The exercise: Report back each line of the records that contains the string "земельных".

Dataset excerpt
::::
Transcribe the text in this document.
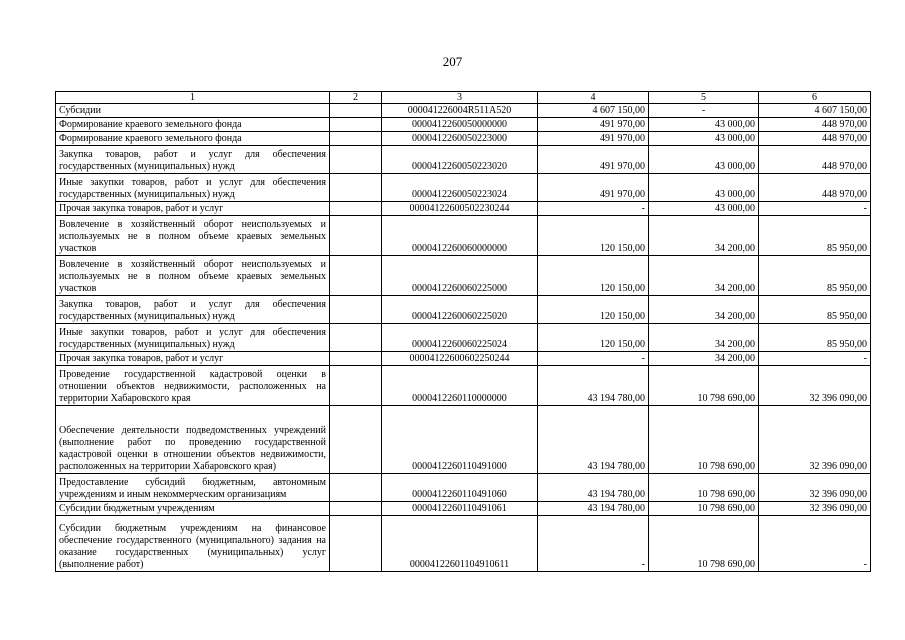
207
1	2	3	4	5	6
Субсидии		000041226004R511A520	4 607 150,00	-	4 607 150,00
Формирование краевого земельного фонда		0000412260050000000	491 970,00	43 000,00	448 970,00
Формирование краевого земельного фонда		0000412260050223000	491 970,00	43 000,00	448 970,00
Закупка товаров, работ и услуг для обеспечения государственных (муниципальных) нужд		0000412260050223020	491 970,00	43 000,00	448 970,00
Иные закупки товаров, работ и услуг для обеспечения государственных (муниципальных) нужд		0000412260050223024	491 970,00	43 000,00	448 970,00
Прочая закупка товаров, работ и услуг		00004122600502230244	-	43 000,00	-
Вовлечение в хозяйственный оборот неиспользуемых и используемых не в полном объеме краевых земельных участков		0000412260060000000	120 150,00	34 200,00	85 950,00
Вовлечение в хозяйственный оборот неиспользуемых и используемых не в полном объеме краевых земельных участков		0000412260060225000	120 150,00	34 200,00	85 950,00
Закупка товаров, работ и услуг для обеспечения государственных (муниципальных) нужд		0000412260060225020	120 150,00	34 200,00	85 950,00
Иные закупки товаров, работ и услуг для обеспечения государственных (муниципальных) нужд		0000412260060225024	120 150,00	34 200,00	85 950,00
Прочая закупка товаров, работ и услуг		00004122600602250244	-	34 200,00	-
Проведение государственной кадастровой оценки в отношении объектов недвижимости, расположенных на территории Хабаровского края		0000412260110000000	43 194 780,00	10 798 690,00	32 396 090,00
Обеспечение деятельности подведомственных учреждений (выполнение работ по проведению государственной кадастровой оценки в отношении объектов недвижимости, расположенных на территории Хабаровского края)		0000412260110491000	43 194 780,00	10 798 690,00	32 396 090,00
Предоставление субсидий бюджетным, автономным учреждениям и иным некоммерческим организациям		0000412260110491060	43 194 780,00	10 798 690,00	32 396 090,00
Субсидии бюджетным учреждениям		0000412260110491061	43 194 780,00	10 798 690,00	32 396 090,00
Субсидии бюджетным учреждениям на финансовое обеспечение государственного (муниципального) задания на оказание государственных (муниципальных) услуг (выполнение работ)		00004122601104910611	-	10 798 690,00	-
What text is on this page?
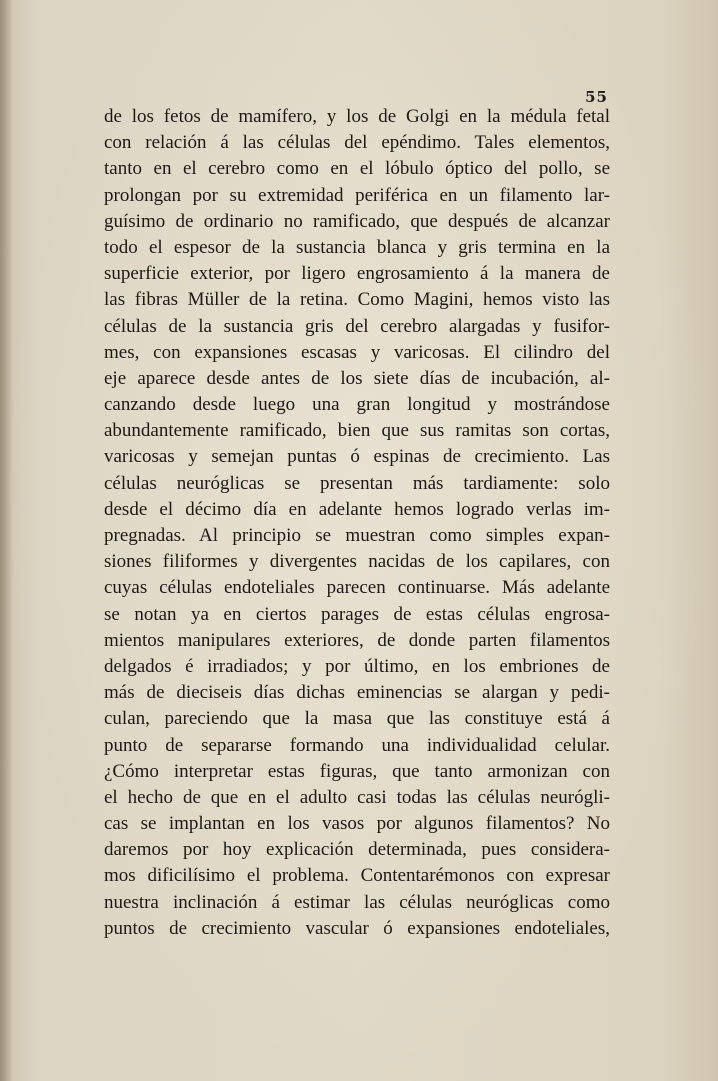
55
de los fetos de mamífero, y los de Golgi en la médula fetal
con relación á las células del epéndimo. Tales elementos,
tanto en el cerebro como en el lóbulo óptico del pollo, se
prolongan por su extremidad periférica en un filamento lar-
guísimo de ordinario no ramificado, que después de alcanzar
todo el espesor de la sustancia blanca y gris termina en la
superficie exterior, por ligero engrosamiento á la manera de
las fibras Müller de la retina. Como Magini, hemos visto las
células de la sustancia gris del cerebro alargadas y fusifor-
mes, con expansiones escasas y varicosas. El cilindro del
eje aparece desde antes de los siete días de incubación, al-
canzando desde luego una gran longitud y mostrándose
abundantemente ramificado, bien que sus ramitas son cortas,
varicosas y semejan puntas ó espinas de crecimiento. Las
células neuróglicas se presentan más tardiamente: solo
desde el décimo día en adelante hemos logrado verlas im-
pregnadas. Al principio se muestran como simples expan-
siones filiformes y divergentes nacidas de los capilares, con
cuyas células endoteliales parecen continuarse. Más adelante
se notan ya en ciertos parages de estas células engrosa-
mientos manipulares exteriores, de donde parten filamentos
delgados é irradiados; y por último, en los embriones de
más de dieciseis días dichas eminencias se alargan y pedi-
culan, pareciendo que la masa que las constituye está á
punto de separarse formando una individualidad celular.
¿Cómo interpretar estas figuras, que tanto armonizan con
el hecho de que en el adulto casi todas las células neurógli-
cas se implantan en los vasos por algunos filamentos? No
daremos por hoy explicación determinada, pues considera-
mos dificilísimo el problema. Contentarémonos con expresar
nuestra inclinación á estimar las células neuróglicas como
puntos de crecimiento vascular ó expansiones endoteliales,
::::
Worked solution:
Вовлечение в хозяйственный оборот неиспользуемых и используемых не в полном объеме краевых земельных участков		0000412260060000000	120 150,00	34 200,00	85 950,00
Вовлечение в хозяйственный оборот неиспользуемых и используемых не в полном объеме краевых земельных участков		0000412260060225000	120 150,00	34 200,00	85 950,00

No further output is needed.